(Excerpts from a figure dataset)
*-*-*
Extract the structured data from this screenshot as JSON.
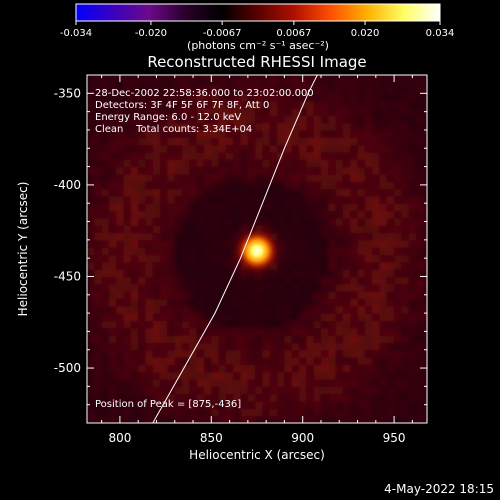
{
  "chart_data": {
    "type": "heatmap",
    "title": "Reconstructed RHESSI Image",
    "xlabel": "Heliocentric X (arcsec)",
    "ylabel": "Heliocentric Y (arcsec)",
    "xlim": [
      782,
      968
    ],
    "ylim": [
      -530,
      -340
    ],
    "xticks": [
      800,
      850,
      900,
      950
    ],
    "yticks": [
      -350,
      -400,
      -450,
      -500
    ],
    "colorbar": {
      "range": [
        -0.034,
        0.034
      ],
      "ticks": [
        "-0.034",
        "-0.020",
        "-0.0067",
        "0.0067",
        "0.020",
        "0.034"
      ],
      "label": "(photons cm⁻² s⁻¹ asec⁻²)",
      "colors": [
        "#0000ff",
        "#3a00c0",
        "#6a0a8a",
        "#2a002a",
        "#000000",
        "#5a0000",
        "#b01000",
        "#ff5000",
        "#ffb000",
        "#ffff60",
        "#ffffff"
      ]
    },
    "annotations": {
      "time": "28-Dec-2002 22:58:36.000 to 23:02:00.000",
      "detectors": "Detectors: 3F 4F 5F 6F 7F 8F, Att 0",
      "energy": "Energy Range: 6.0 - 12.0 keV",
      "clean": "Clean    Total counts: 3.34E+04",
      "peak": "Position of Peak = [875,-436]"
    },
    "peak": {
      "x": 875,
      "y": -436
    },
    "limb_curve": [
      [
        818,
        -530
      ],
      [
        835,
        -500
      ],
      [
        852,
        -470
      ],
      [
        866,
        -440
      ],
      [
        878,
        -410
      ],
      [
        890,
        -380
      ],
      [
        903,
        -350
      ],
      [
        908,
        -340
      ]
    ],
    "ring": {
      "cx": 872,
      "cy": -438,
      "r": 70
    },
    "grid": false
  },
  "footer": {
    "timestamp": "4-May-2022 18:15"
  }
}
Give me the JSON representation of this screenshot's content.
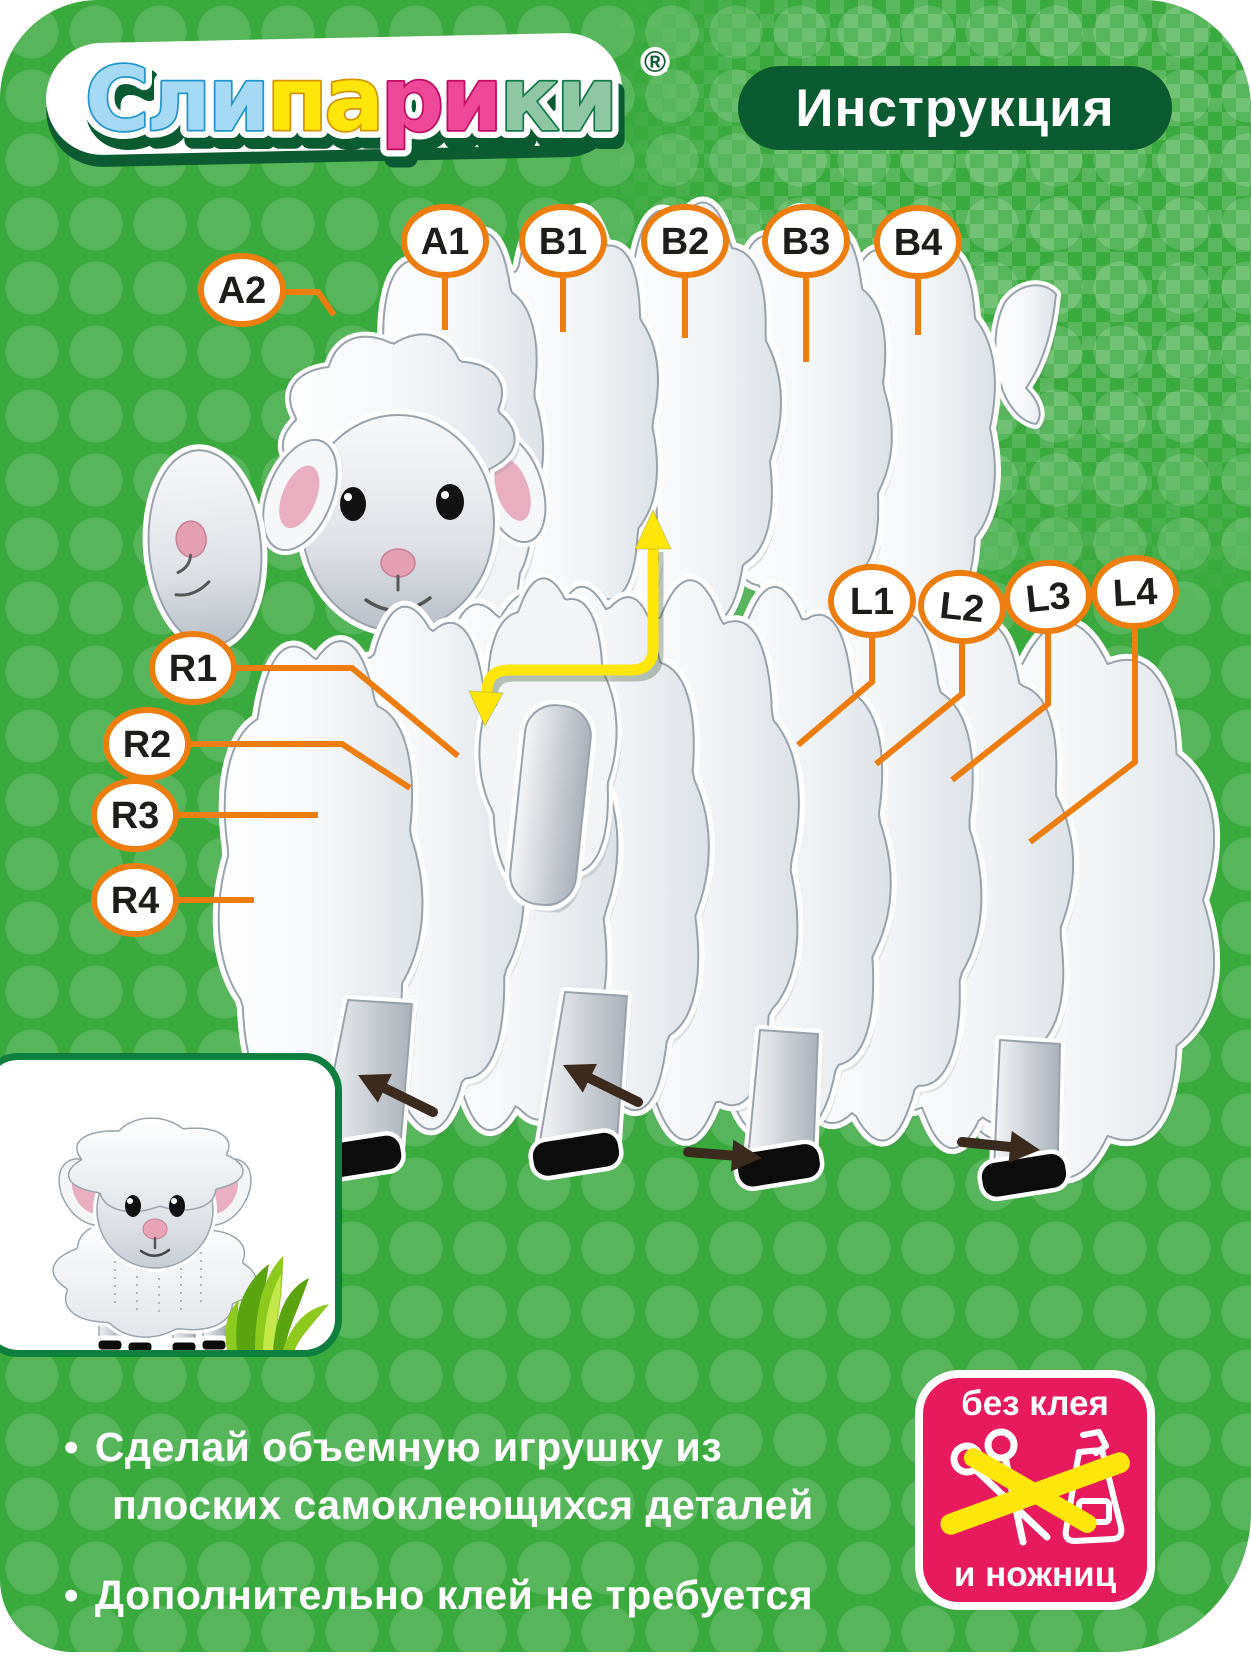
{
  "header": {
    "logo_text": "Слипарики",
    "logo_reg": "®",
    "logo_segments": [
      {
        "text": "Сли",
        "fill": "#a6d9f4",
        "stroke": "#2196cc"
      },
      {
        "text": "па",
        "fill": "#ffe60a",
        "stroke": "#d69400"
      },
      {
        "text": "ри",
        "fill": "#ee4899",
        "stroke": "#bf0d63"
      },
      {
        "text": "ки",
        "fill": "#8fc7a4",
        "stroke": "#13784a"
      }
    ],
    "title": "Инструкция"
  },
  "diagram": {
    "part_labels": [
      "A2",
      "A1",
      "B1",
      "B2",
      "B3",
      "B4",
      "L1",
      "L2",
      "L3",
      "L4",
      "R1",
      "R2",
      "R3",
      "R4"
    ],
    "label_fill": "#ffffff",
    "label_text_color": "#1d1d1b",
    "label_border_color": "#ee7d10",
    "leader_color": "#ee7d10",
    "assembly_arrow_color": "#ffe60a",
    "hoof_arrow_color": "#3a2b1e"
  },
  "notes": {
    "bullet_char": "•",
    "items": [
      {
        "line1": "Сделай объемную игрушку из",
        "line2": "плоских самоклеющихся деталей"
      },
      {
        "line1": "Дополнительно клей не требуется",
        "line2": ""
      }
    ]
  },
  "badge": {
    "top_text": "без клея",
    "bottom_text": "и ножниц",
    "bg_color": "#e61a5c",
    "cross_color": "#ffe60a",
    "icons": [
      "scissors-icon",
      "glue-bottle-icon",
      "cross-out-x-icon"
    ]
  },
  "colors": {
    "card_green": "#3aa93e",
    "pill_dark_green": "#0a5a32",
    "accent_orange": "#ee7d10",
    "arrow_yellow": "#ffe60a",
    "badge_pink": "#e61a5c"
  }
}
*-*-*
◆ STATED TASK ◆
Copy the listing exactly. Any image in it stays out of the copy.

◆ CORRECT RESPONSE ◆
Extract the structured data from this screenshot as JSON.
{
  "chart_data": {
    "type": "heatmap",
    "title": "Reconstructed RHESSI Image",
    "xlabel": "Heliocentric X (arcsec)",
    "ylabel": "Heliocentric Y (arcsec)",
    "xlim": [
      782,
      968
    ],
    "ylim": [
      -530,
      -340
    ],
    "xticks": [
      800,
      850,
      900,
      950
    ],
    "yticks": [
      -350,
      -400,
      -450,
      -500
    ],
    "colorbar": {
      "range": [
        -0.034,
        0.034
      ],
      "ticks": [
        "-0.034",
        "-0.020",
        "-0.0067",
        "0.0067",
        "0.020",
        "0.034"
      ],
      "label": "(photons cm⁻² s⁻¹ asec⁻²)",
      "colors": [
        "#0000ff",
        "#3a00c0",
        "#6a0a8a",
        "#2a002a",
        "#000000",
        "#5a0000",
        "#b01000",
        "#ff5000",
        "#ffb000",
        "#ffff60",
        "#ffffff"
      ]
    },
    "annotations": {
      "time": "28-Dec-2002 22:58:36.000 to 23:02:00.000",
      "detectors": "Detectors: 3F 4F 5F 6F 7F 8F, Att 0",
      "energy": "Energy Range: 6.0 - 12.0 keV",
      "clean": "Clean    Total counts: 3.34E+04",
      "peak": "Position of Peak = [875,-436]"
    },
    "peak": {
      "x": 875,
      "y": -436
    },
    "limb_curve": [
      [
        818,
        -530
      ],
      [
        835,
        -500
      ],
      [
        852,
        -470
      ],
      [
        866,
        -440
      ],
      [
        878,
        -410
      ],
      [
        890,
        -380
      ],
      [
        903,
        -350
      ],
      [
        908,
        -340
      ]
    ],
    "ring": {
      "cx": 872,
      "cy": -438,
      "r": 70
    },
    "grid": false
  },
  "footer": {
    "timestamp": "4-May-2022 18:15"
  }
}
Give me the JSON representation of this screenshot's content.
{
  "header": {
    "logo_text": "Слипарики",
    "logo_reg": "®",
    "logo_segments": [
      {
        "text": "Сли",
        "fill": "#a6d9f4",
        "stroke": "#2196cc"
      },
      {
        "text": "па",
        "fill": "#ffe60a",
        "stroke": "#d69400"
      },
      {
        "text": "ри",
        "fill": "#ee4899",
        "stroke": "#bf0d63"
      },
      {
        "text": "ки",
        "fill": "#8fc7a4",
        "stroke": "#13784a"
      }
    ],
    "title": "Инструкция"
  },
  "diagram": {
    "part_labels": [
      "A2",
      "A1",
      "B1",
      "B2",
      "B3",
      "B4",
      "L1",
      "L2",
      "L3",
      "L4",
      "R1",
      "R2",
      "R3",
      "R4"
    ],
    "label_fill": "#ffffff",
    "label_text_color": "#1d1d1b",
    "label_border_color": "#ee7d10",
    "leader_color": "#ee7d10",
    "assembly_arrow_color": "#ffe60a",
    "hoof_arrow_color": "#3a2b1e"
  },
  "notes": {
    "bullet_char": "•",
    "items": [
      {
        "line1": "Сделай объемную игрушку из",
        "line2": "плоских самоклеющихся деталей"
      },
      {
        "line1": "Дополнительно клей не требуется",
        "line2": ""
      }
    ]
  },
  "badge": {
    "top_text": "без клея",
    "bottom_text": "и ножниц",
    "bg_color": "#e61a5c",
    "cross_color": "#ffe60a",
    "icons": [
      "scissors-icon",
      "glue-bottle-icon",
      "cross-out-x-icon"
    ]
  },
  "colors": {
    "card_green": "#3aa93e",
    "pill_dark_green": "#0a5a32",
    "accent_orange": "#ee7d10",
    "arrow_yellow": "#ffe60a",
    "badge_pink": "#e61a5c"
  }
}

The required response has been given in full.